# Problem
Skip any picture you find and retype all the remaining lines exactly.

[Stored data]
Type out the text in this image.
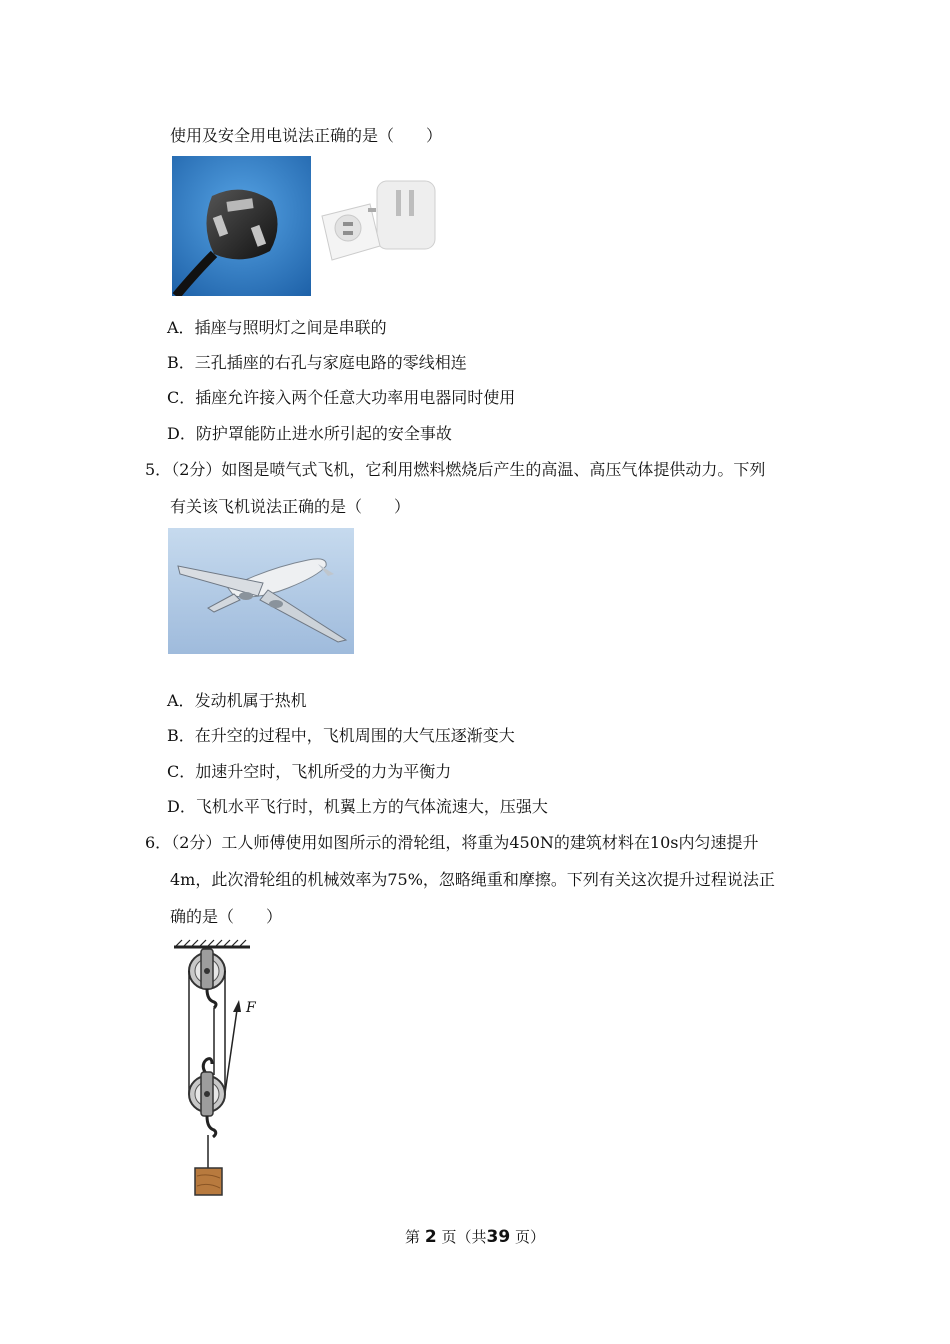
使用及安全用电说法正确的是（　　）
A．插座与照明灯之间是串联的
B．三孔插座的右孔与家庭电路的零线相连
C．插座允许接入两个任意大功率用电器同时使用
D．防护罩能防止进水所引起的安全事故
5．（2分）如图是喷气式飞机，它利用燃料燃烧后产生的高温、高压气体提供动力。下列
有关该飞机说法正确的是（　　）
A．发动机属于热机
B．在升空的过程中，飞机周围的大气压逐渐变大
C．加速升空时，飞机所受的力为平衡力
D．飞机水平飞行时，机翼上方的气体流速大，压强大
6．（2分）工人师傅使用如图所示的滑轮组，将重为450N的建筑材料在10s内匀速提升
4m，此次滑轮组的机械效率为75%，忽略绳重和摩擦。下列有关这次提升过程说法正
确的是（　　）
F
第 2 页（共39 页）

# Reply
Type out the text in this image.
使用及安全用电说法正确的是（　　）
A．插座与照明灯之间是串联的
B．三孔插座的右孔与家庭电路的零线相连
C．插座允许接入两个任意大功率用电器同时使用
D．防护罩能防止进水所引起的安全事故
5．（2分）如图是喷气式飞机，它利用燃料燃烧后产生的高温、高压气体提供动力。下列
有关该飞机说法正确的是（　　）
A．发动机属于热机
B．在升空的过程中，飞机周围的大气压逐渐变大
C．加速升空时，飞机所受的力为平衡力
D．飞机水平飞行时，机翼上方的气体流速大，压强大
6．（2分）工人师傅使用如图所示的滑轮组，将重为450N的建筑材料在10s内匀速提升
4m，此次滑轮组的机械效率为75%，忽略绳重和摩擦。下列有关这次提升过程说法正
确的是（　　）
F
第 2 页（共39 页）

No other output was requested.